-- RECORD EXTRACTS start --

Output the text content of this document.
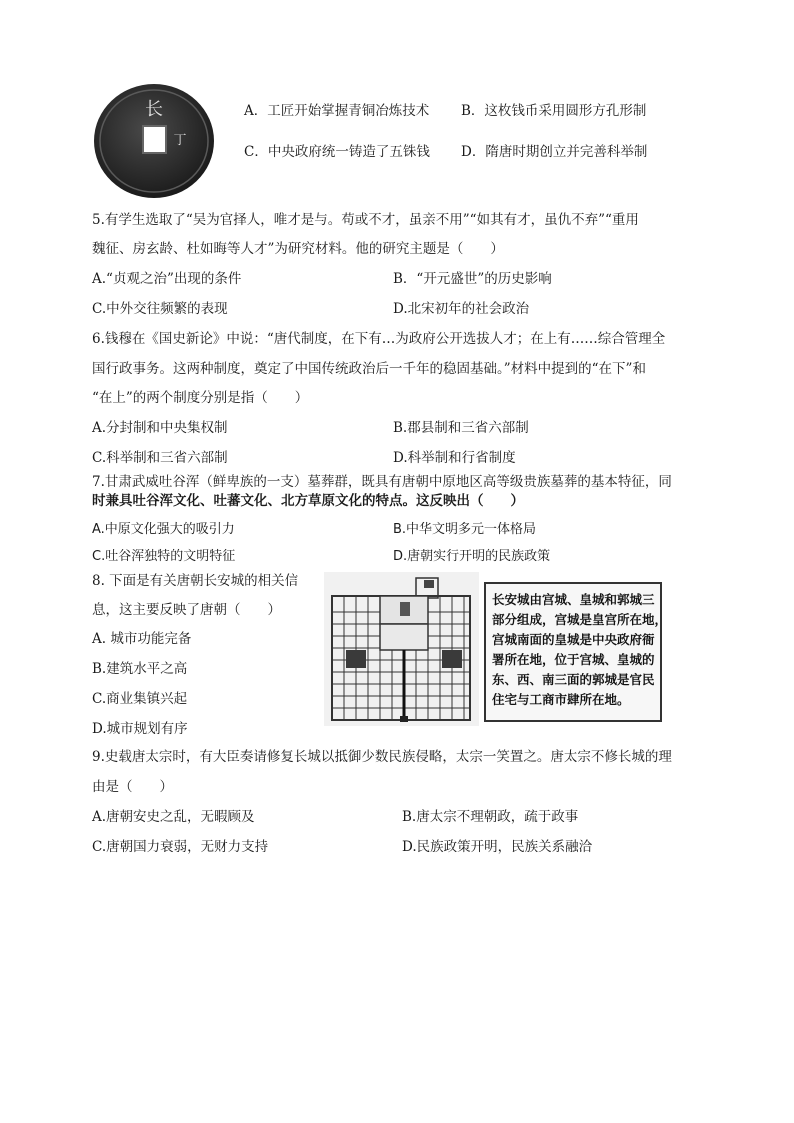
长
丁
A．工匠开始掌握青铜冶炼技术 B．这枚钱币采用圆形方孔形制
C．中央政府统一铸造了五铢钱 D．隋唐时期创立并完善科举制
5.有学生选取了“吴为官择人，唯才是与。苟或不才，虽亲不用”“如其有才，虽仇不弃”“重用
魏征、房玄龄、杜如晦等人才”为研究材料。他的研究主题是（　　）
A.“贞观之治”出现的条件	B．“开元盛世”的历史影响
C.中外交往频繁的表现	D.北宋初年的社会政治
6.钱穆在《国史新论》中说：“唐代制度，在下有…为政府公开选拔人才；在上有……综合管理全
国行政事务。这两种制度，奠定了中国传统政治后一千年的稳固基础。”材料中提到的“在下”和
“在上”的两个制度分别是指（　　）
A.分封制和中央集权制	B.郡县制和三省六部制
C.科举制和三省六部制	D.科举制和行省制度
7.甘肃武威吐谷浑（鲜卑族的一支）墓葬群，既具有唐朝中原地区高等级贵族墓葬的基本特征，同
时兼具吐谷浑文化、吐蕃文化、北方草原文化的特点。这反映出（　　）
A.中原文化强大的吸引力	B.中华文明多元一体格局
C.吐谷浑独特的文明特征	D.唐朝实行开明的民族政策
8. 下面是有关唐朝长安城的相关信
息，这主要反映了唐朝（　　）
A. 城市功能完备
B.建筑水平之高
C.商业集镇兴起
D.城市规划有序
长安城由宫城、皇城和郭城三
部分组成，宫城是皇宫所在地，
宫城南面的皇城是中央政府衙
署所在地，位于宫城、皇城的
东、西、南三面的郭城是官民
住宅与工商市肆所在地。
9.史载唐太宗时，有大臣奏请修复长城以抵御少数民族侵略，太宗一笑置之。唐太宗不修长城的理
由是（　　）
A.唐朝安史之乱，无暇顾及	B.唐太宗不理朝政，疏于政事
C.唐朝国力衰弱，无财力支持	D.民族政策开明，民族关系融洽
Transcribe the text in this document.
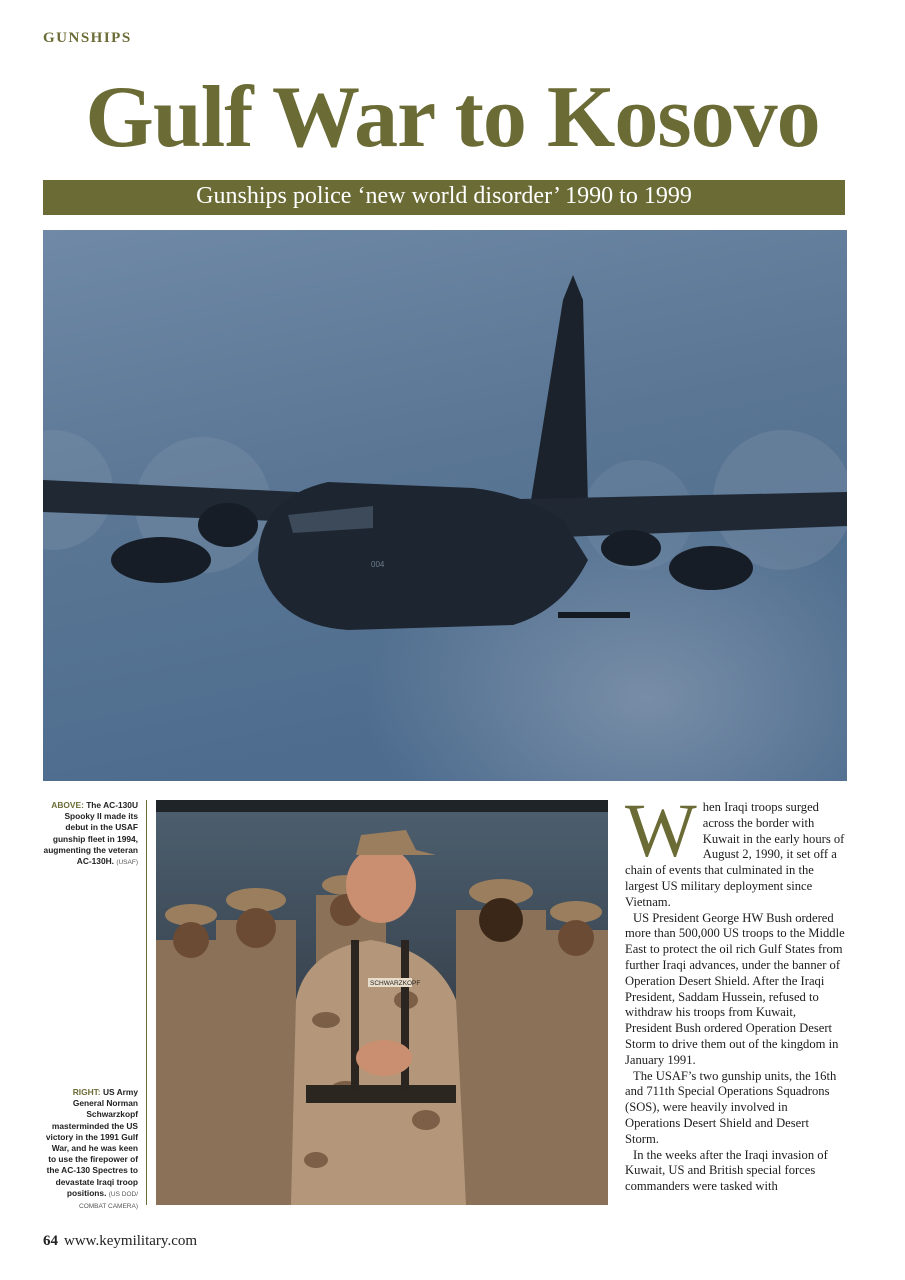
GUNSHIPS
Gulf War to Kosovo
Gunships police ‘new world disorder’ 1990 to 1999
004
ABOVE: The AC-130U Spooky II made its debut in the USAF gunship fleet in 1994, augmenting the veteran AC-130H. (USAF)
RIGHT: US Army General Norman Schwarzkopf masterminded the US victory in the 1991 Gulf War, and he was keen to use the firepower of the AC-130 Spectres to devastate Iraqi troop positions. (US DOD/ COMBAT CAMERA)
SCHWARZKOPF
W hen Iraqi troops surged across the border with Kuwait in the early hours of August 2, 1990, it set off a chain of events that culminated in the largest US military deployment since Vietnam.

US President George HW Bush ordered more than 500,000 US troops to the Middle East to protect the oil rich Gulf States from further Iraqi advances, under the banner of Operation Desert Shield. After the Iraqi President, Saddam Hussein, refused to withdraw his troops from Kuwait, President Bush ordered Operation Desert Storm to drive them out of the kingdom in January 1991.

The USAF’s two gunship units, the 16th and 711th Special Operations Squadrons (SOS), were heavily involved in Operations Desert Shield and Desert Storm.

In the weeks after the Iraqi invasion of Kuwait, US and British special forces commanders were tasked with

64 www.keymilitary.com
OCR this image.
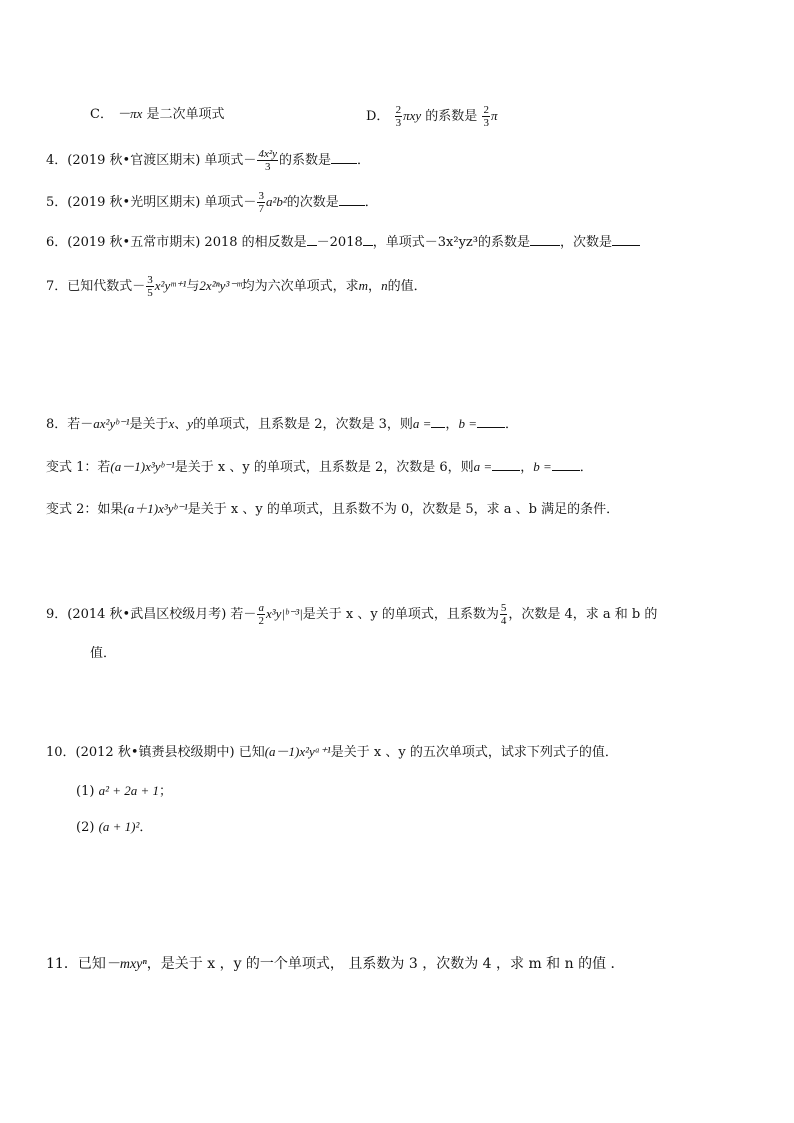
C． －πx 是二次单项式	D． $\frac{2}{3}$ πxy 的系数是 $\frac{2}{3}$ π
4．(2019 秋•官渡区期末) 单项式－ $\frac{\text{4x²y}}{3}$ 的系数是 ．
5．(2019 秋•光明区期末) 单项式－ $\frac{3}{7} a^2b^2$的次数是 ．
6．(2019 秋•五常市期末) 2018 的相反数是 －2018 ，单项式－3x²yz³的系数是 ，次数是
7．已知代数式－ $\frac{3}{5}$ x²yᵐ⁺¹与2x²ⁿy³⁻ᵐ均为六次单项式，求m，n的值．
8．若－ax²yᵇ⁻¹是关于x、y的单项式，且系数是 2，次数是 3，则a = ，b = ．
变式 1：若(a－1)x³yᵇ⁻¹是关于 x 、y 的单项式，且系数是 2，次数是 6，则a = ，b = ．
变式 2：如果(a＋1)x³yᵇ⁻¹是关于 x 、y 的单项式，且系数不为 0，次数是 5，求 a 、b 满足的条件．
9．(2014 秋•武昌区校级月考) 若－ $\frac{a}{2}$ x³y|ᵇ⁻³|是关于 x 、y 的单项式，且系数为 $\frac{5}{4}$ ，次数是 4，求 a 和 b 的
值．
10．(2012 秋•镇赉县校级期中) 已知(a－1)x²yᵃ⁺¹是关于 x 、y 的五次单项式，试求下列式子的值．
(1) a² + 2a + 1；
(2) (a + 1)²．
11．已知－mxyⁿ，是关于 x ，y 的一个单项式， 且系数为 3 ，次数为 4 ，求 m 和 n 的值 ．
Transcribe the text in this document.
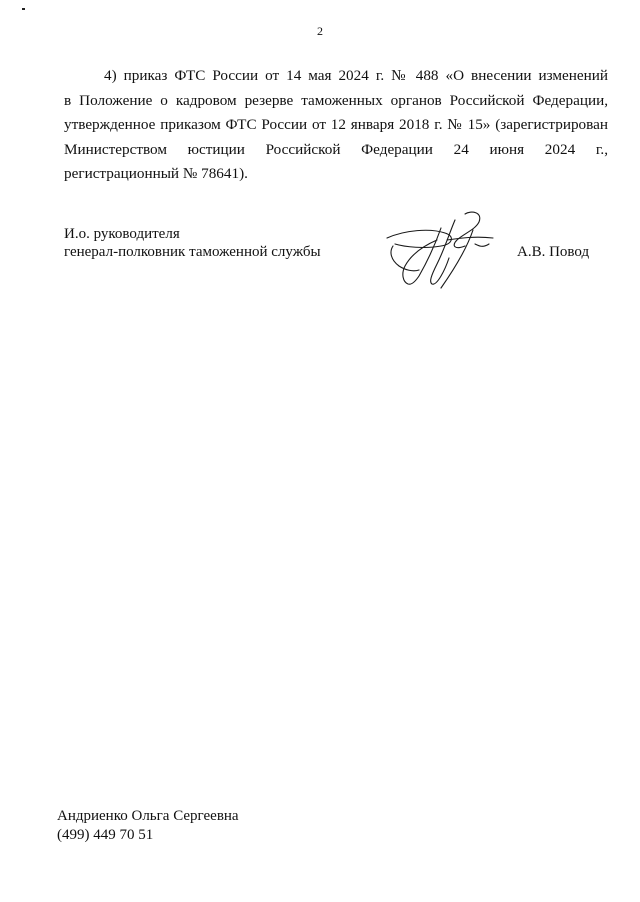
2
4) приказ ФТС России от 14 мая 2024 г. № 488 «О внесении изменений
в Положение о кадровом резерве таможенных органов Российской Федерации,
утвержденное приказом ФТС России от 12 января 2018 г. № 15» (зарегистрирован
Министерством юстиции Российской Федерации 24 июня 2024 г.,
регистрационный № 78641).
И.о. руководителя
генерал-полковник таможенной службы	А.В. Повод
Андриенко Ольга Сергеевна
(499) 449 70 51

-- RECORD EXTRACTS end --

WHAT YOU NEED TO DO:
Report how many lines include the word "России". Give nothing but the number.

RESULT FOR THIS EXERCISE:
2